**YOUR TASKS:**
A) List every programming language named in the passage on Haskell typing.
B) Reproduce the part of the passage on Haskell typing between "I am a fan of" and "better code.", inclusive.

Haskell's strong typing _may_ help prevent some bugs, but Haskell's evaluation
model means that even a slight change (literally one character) can change the
performance characteristics of your program, in space and time, by orders of
magnitude. Because of that, I've found that Haskell programs require _more_
testing than Python programs, to ensure there are no edge cases that have
space leaks.

I am a fan of Haskell for some classes of programs (like compilers and
inference systems) where you can spend a lot of time perfecting a strongly-
typed data model that is fairly unchanging--one where "Big Design Up Front"
makes sense. But, I cannot say that Haskell's strong typing is always a net
plus when the data model needs to be frequently updated. In Haskell you often
have to write extra code, or code that is more abstract in order to get
programs to typecheck. Then, you still have to write almost the same kinds of
unit tests that you would have to write if you were using any other language.
With Python or Ruby you can skip the type system workarounds, which often
means you have less code to deploy. I am a big believer that less code ==
better code.

**GIVEN RECORDS:**
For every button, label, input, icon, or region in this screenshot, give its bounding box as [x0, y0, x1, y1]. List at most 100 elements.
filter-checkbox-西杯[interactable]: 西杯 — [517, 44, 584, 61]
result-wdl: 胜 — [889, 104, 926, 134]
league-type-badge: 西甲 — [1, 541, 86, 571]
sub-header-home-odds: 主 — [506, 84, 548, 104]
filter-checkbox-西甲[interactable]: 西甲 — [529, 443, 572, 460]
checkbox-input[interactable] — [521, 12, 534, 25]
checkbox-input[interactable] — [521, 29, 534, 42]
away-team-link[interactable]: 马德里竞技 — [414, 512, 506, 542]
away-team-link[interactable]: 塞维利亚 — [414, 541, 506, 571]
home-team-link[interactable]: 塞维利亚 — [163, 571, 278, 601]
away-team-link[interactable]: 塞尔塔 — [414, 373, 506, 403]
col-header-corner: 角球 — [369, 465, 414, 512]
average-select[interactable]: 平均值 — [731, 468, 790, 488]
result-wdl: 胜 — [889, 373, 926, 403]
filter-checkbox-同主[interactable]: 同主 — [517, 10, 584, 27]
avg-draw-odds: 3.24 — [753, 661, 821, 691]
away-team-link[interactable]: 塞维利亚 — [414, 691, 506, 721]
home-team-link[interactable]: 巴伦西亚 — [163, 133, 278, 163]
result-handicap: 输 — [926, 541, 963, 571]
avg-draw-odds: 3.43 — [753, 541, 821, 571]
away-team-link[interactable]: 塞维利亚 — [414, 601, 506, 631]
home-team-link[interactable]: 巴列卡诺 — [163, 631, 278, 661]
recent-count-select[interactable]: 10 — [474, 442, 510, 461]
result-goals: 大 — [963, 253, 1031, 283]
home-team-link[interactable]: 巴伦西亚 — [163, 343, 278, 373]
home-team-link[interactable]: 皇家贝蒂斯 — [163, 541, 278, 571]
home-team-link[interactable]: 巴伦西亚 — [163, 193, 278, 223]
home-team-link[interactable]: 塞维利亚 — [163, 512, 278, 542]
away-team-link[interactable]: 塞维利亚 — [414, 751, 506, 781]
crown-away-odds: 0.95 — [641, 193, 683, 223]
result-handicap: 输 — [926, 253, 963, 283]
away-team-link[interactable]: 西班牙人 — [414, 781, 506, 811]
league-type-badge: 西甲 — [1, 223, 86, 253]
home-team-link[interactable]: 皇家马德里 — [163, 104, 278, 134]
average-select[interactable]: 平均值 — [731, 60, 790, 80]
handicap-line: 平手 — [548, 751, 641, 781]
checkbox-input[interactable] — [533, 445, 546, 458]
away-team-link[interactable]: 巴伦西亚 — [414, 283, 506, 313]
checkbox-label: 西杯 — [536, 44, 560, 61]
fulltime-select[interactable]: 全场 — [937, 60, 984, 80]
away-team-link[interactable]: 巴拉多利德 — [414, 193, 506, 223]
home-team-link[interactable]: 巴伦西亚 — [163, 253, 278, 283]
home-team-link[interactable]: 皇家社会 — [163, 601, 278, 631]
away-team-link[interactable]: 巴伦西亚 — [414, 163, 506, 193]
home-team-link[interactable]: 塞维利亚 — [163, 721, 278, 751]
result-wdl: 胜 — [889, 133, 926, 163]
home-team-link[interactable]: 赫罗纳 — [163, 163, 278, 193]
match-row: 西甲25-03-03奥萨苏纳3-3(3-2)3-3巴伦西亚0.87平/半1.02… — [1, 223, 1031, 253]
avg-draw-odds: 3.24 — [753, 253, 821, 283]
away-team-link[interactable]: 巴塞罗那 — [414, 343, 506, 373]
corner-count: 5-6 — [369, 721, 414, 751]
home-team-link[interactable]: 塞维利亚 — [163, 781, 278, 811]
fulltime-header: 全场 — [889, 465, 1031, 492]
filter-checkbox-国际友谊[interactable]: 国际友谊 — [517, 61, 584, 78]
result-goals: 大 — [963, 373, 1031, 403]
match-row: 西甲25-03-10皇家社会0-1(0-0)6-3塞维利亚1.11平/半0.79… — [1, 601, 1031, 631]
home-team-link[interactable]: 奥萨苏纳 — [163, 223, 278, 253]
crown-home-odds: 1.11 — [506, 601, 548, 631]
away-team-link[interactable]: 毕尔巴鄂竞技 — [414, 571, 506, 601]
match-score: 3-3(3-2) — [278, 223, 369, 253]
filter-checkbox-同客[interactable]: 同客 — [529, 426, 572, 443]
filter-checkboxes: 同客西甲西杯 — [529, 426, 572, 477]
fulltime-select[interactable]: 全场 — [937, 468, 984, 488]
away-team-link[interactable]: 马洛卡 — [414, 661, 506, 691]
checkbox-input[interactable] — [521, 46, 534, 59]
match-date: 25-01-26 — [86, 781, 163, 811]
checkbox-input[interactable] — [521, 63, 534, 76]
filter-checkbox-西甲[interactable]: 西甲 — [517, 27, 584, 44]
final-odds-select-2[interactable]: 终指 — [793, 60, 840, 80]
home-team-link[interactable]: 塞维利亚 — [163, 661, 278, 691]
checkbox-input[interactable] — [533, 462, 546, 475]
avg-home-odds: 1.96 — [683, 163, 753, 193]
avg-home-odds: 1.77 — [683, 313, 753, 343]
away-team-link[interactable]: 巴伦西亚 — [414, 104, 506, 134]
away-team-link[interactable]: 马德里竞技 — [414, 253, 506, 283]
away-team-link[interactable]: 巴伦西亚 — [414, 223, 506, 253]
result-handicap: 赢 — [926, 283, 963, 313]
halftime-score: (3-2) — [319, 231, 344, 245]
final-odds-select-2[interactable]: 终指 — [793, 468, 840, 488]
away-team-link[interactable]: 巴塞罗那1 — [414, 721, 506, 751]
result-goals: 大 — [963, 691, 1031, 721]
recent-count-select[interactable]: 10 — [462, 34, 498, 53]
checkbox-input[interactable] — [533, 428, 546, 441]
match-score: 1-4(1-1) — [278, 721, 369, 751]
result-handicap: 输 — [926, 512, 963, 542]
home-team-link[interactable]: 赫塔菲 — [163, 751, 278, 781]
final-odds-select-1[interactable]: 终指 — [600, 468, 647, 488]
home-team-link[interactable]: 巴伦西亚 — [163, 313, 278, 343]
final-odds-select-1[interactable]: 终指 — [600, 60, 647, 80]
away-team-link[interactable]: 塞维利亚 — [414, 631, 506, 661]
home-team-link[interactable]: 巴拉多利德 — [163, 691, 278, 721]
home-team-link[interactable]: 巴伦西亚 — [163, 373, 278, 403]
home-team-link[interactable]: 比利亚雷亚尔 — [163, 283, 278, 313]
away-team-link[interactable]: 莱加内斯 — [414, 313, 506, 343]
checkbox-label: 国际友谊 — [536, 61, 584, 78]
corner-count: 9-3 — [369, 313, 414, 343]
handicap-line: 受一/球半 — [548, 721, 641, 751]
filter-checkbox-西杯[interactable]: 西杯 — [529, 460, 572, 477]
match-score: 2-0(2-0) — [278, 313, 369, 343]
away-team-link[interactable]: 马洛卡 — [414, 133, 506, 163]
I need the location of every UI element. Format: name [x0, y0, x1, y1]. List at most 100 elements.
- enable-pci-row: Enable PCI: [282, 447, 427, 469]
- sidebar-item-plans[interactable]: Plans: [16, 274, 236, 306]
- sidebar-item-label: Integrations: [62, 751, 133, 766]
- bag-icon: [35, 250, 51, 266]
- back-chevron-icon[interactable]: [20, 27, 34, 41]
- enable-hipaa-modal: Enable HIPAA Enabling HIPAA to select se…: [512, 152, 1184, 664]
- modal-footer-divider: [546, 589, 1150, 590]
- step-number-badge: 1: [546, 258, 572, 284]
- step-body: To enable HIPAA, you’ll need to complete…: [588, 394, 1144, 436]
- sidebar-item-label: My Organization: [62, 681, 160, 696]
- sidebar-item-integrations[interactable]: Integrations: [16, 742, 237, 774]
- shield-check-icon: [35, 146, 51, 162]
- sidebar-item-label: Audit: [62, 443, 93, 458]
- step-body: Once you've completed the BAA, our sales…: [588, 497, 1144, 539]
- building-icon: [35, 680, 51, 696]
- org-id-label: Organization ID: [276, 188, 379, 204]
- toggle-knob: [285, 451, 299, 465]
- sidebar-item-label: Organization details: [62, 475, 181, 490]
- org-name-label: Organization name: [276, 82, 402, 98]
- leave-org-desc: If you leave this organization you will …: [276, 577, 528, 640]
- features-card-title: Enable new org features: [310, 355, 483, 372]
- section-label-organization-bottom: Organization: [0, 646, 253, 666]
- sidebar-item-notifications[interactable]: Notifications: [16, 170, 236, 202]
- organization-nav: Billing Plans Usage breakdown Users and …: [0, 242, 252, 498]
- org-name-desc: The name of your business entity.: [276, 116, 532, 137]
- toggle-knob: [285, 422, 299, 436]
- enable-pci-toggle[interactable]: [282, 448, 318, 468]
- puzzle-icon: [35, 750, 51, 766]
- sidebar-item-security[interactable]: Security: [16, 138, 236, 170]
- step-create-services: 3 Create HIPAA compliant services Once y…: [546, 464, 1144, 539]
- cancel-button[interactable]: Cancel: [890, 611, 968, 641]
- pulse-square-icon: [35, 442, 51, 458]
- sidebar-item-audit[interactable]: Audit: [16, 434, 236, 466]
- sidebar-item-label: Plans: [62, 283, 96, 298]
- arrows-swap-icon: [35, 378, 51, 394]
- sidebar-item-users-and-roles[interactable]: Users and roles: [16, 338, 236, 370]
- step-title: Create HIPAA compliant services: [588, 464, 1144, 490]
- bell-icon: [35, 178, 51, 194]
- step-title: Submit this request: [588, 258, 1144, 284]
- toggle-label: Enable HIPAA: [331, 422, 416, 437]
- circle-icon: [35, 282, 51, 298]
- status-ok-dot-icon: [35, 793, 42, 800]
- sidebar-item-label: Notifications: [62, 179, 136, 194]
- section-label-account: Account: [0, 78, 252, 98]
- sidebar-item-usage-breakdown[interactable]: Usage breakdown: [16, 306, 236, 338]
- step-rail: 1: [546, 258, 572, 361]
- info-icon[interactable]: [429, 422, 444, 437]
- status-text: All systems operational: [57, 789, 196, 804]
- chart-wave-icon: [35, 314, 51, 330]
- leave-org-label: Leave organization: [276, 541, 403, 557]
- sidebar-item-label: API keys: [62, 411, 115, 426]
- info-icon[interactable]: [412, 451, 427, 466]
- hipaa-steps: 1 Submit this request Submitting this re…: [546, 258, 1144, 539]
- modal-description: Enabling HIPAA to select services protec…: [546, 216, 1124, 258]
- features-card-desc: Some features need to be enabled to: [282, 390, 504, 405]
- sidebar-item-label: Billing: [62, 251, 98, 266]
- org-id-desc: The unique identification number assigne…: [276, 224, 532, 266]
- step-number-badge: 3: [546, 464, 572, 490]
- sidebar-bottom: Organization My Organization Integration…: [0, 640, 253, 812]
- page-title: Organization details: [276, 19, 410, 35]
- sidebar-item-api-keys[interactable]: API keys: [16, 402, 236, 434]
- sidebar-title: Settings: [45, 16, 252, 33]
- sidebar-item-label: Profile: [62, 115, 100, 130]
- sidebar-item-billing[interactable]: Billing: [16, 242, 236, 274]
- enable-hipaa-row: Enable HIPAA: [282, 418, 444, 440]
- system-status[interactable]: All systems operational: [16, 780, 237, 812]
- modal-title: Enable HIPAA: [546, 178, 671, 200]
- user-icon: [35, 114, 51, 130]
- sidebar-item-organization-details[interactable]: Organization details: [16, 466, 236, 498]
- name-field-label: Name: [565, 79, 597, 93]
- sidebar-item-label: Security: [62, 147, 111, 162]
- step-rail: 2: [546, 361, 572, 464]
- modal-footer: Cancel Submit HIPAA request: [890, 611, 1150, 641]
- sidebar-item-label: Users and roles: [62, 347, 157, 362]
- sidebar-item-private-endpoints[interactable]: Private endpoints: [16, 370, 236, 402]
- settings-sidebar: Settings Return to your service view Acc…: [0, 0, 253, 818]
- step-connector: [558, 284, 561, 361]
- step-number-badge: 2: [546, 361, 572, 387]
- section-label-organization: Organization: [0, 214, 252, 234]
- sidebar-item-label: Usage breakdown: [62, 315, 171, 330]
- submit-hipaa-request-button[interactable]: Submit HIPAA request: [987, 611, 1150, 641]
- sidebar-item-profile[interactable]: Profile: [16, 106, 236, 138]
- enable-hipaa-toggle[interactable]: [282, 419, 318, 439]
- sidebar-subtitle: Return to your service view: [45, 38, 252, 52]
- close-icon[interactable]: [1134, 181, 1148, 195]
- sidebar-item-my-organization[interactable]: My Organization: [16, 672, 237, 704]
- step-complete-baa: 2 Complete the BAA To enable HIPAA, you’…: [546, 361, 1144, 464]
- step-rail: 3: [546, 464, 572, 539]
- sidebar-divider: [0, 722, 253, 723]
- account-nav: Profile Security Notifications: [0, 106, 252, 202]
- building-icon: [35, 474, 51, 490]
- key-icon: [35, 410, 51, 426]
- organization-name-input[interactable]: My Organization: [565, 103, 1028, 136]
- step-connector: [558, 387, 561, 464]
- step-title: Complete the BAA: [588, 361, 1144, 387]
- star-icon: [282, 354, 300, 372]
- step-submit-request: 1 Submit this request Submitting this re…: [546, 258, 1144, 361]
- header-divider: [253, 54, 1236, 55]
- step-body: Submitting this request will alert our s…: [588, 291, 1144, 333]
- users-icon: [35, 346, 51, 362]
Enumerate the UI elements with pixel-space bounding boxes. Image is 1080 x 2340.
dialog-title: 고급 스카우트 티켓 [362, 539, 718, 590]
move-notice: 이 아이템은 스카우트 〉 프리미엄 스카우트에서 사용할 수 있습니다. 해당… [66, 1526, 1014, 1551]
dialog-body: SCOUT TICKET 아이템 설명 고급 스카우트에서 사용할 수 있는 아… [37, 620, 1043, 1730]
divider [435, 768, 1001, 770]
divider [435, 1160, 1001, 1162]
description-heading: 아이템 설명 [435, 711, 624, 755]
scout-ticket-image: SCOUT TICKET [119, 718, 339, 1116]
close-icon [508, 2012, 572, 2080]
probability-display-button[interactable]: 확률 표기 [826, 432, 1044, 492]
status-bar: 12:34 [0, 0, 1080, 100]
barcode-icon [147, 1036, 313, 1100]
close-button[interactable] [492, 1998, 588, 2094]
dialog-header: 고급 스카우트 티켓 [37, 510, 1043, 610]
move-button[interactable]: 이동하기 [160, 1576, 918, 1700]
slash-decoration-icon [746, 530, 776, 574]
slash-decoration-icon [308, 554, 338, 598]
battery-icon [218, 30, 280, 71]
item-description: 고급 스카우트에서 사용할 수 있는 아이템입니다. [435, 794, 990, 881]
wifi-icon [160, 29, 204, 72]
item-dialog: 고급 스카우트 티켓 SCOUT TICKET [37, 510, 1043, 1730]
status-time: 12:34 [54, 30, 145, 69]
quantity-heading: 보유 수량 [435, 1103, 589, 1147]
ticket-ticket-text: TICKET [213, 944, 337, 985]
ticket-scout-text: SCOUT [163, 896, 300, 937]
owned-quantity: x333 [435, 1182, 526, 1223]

**SOLUTIONS TO THE PROBLEMS:**
A) Haskell, Python, Ruby

B)
I am a fan of Haskell for some classes of programs (like compilers and
inference systems) where you can spend a lot of time perfecting a strongly-
typed data model that is fairly unchanging--one where "Big Design Up Front"
makes sense. But, I cannot say that Haskell's strong typing is always a net
plus when the data model needs to be frequently updated. In Haskell you often
have to write extra code, or code that is more abstract in order to get
programs to typecheck. Then, you still have to write almost the same kinds of
unit tests that you would have to write if you were using any other language.
With Python or Ruby you can skip the type system workarounds, which often
means you have less code to deploy. I am a big believer that less code ==
better code.